|Reviews for Lost In Love|
| Guest chapter 4 . 1/25
| bluewitch chapter 4 . 7/2/2008
It's been a while... Aren't you going to update it? Please do...
| bluewitch chapter 1 . 5/14/2008
when will be the next update...?
| savannah chapter 4 . 2/16/2008
darnit the stor
| Miko-Chi chapter 1 . 2/23/2007
gogogogogogogogogog faster upload n
GONG XI FA CAI TO u TOO!
| cici chapter 4 . 1/14/2007
COOLIO NICE CLIFF HANGER!
| celestial lelila chapter 4 . 12/9/2006
haru, ranma's brother, eh? that's a bit unexpected. y is that akane's happy to see him? why doesn't nabiki remember him? why didn't ranma recognize him? where has he been for the past decade? i'm very interested to see the story behind that.
i like what u've got so far, but there's 2 things-the switching of the pov's is a bit too much, and it all seems over dramatic. i figure u're trying to draw out the suspense of it, but the pov switching and the shortness of the chapters cut out any chance of the suspense doing its job so emotions just seem drawn out and over done. such as ranma when he sees akane on the stretcher. since when did he learn to talk like that? he's no slouch when it comes to speech but he's no literary genius either. try adding more description to the characters and the scene. what exactly happened to akane in the school yard? all we got was that she's hurt by some thugs and they had whips, and that's it. she's a martial artist, did she fight back? did she have any help? what r they doing?
don't think i'm knocking what u got. i like it but i just think it needs a lil more work. i think u could really have a great story. i'll be interested in the next chapter.
| thames chapter 1 . 12/7/2006
I don't understand this one.
| Miko-Chi chapter 4 . 12/5/2006
wait..waitwaitwait..well...eerrmm..well..i'm blur a bit but i don reli get genma n nabiki's pov..was genma hit by sumone? who was nabiki talking too? i'm so blurr...but i like ur storysuspense is in there hehe keep it up n continue to upload!
| SG1 FMA DC chapter 4 . 12/4/2006
| thereviewergirl chapter 4 . 12/3/2006
“Pleased to meet you, Saotome Ranma. I’m Saotome Haru, your brother.”
that was quite unexpected... but wonderful nonetheless! you have a great thing going on here... is akane really in love with haru? or is it like the thing she had for tofu or something? gosh... this is rXa right? what's gonna happen next? how will akane react? how will ranma react? please update soon! :p
| ranma girl 14 chapter 4 . 12/3/2006
dun dun dun,quite shocking,wonder why he seems mad at Ranma? plz plz update soon _
| Miko-Chi chapter 3 . 11/16/2006
hi zarrah! here's another review for u! u grammar is just the best for me! especially chap.2 which i find it rather interesting as ranma realises his mistake and kuno being a nice guy for once! Go on and update!

— Raw data —

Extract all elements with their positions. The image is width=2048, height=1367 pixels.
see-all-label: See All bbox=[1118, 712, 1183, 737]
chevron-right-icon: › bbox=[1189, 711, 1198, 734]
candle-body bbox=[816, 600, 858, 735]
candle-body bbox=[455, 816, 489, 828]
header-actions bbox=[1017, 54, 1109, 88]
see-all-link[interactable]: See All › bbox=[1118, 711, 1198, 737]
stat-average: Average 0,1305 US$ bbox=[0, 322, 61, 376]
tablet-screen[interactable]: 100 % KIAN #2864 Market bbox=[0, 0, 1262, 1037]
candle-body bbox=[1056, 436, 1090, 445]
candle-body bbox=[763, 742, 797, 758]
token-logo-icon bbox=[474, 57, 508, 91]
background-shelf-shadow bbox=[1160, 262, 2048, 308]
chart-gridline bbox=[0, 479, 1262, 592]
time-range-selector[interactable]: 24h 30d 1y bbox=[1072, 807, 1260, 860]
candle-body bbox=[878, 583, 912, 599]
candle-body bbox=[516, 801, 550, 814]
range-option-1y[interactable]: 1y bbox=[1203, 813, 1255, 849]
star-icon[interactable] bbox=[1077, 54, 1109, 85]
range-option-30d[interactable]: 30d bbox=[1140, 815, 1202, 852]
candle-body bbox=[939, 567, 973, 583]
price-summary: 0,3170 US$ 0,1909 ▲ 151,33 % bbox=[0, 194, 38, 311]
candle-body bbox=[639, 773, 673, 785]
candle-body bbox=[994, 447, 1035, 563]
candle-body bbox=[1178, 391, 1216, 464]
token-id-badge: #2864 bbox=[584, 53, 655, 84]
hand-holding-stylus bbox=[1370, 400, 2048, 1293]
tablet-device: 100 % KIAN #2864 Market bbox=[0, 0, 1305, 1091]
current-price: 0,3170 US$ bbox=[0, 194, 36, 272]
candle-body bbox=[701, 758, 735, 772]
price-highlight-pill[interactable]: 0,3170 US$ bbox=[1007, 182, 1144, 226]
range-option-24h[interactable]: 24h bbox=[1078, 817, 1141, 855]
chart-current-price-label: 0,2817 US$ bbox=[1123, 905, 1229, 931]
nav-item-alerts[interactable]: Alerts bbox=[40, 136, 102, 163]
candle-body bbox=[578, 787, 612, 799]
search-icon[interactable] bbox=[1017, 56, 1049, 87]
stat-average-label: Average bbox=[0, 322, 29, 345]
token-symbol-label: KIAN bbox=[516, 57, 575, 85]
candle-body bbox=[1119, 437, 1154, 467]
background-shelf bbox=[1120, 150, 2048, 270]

— Required work —
In the reviews of Lost In Love, what two problems does the reviewer celestial lelila point out? The rows come from a separate source.

— Answer —
The switching of the POVs is a bit too much, and it all seems over dramatic.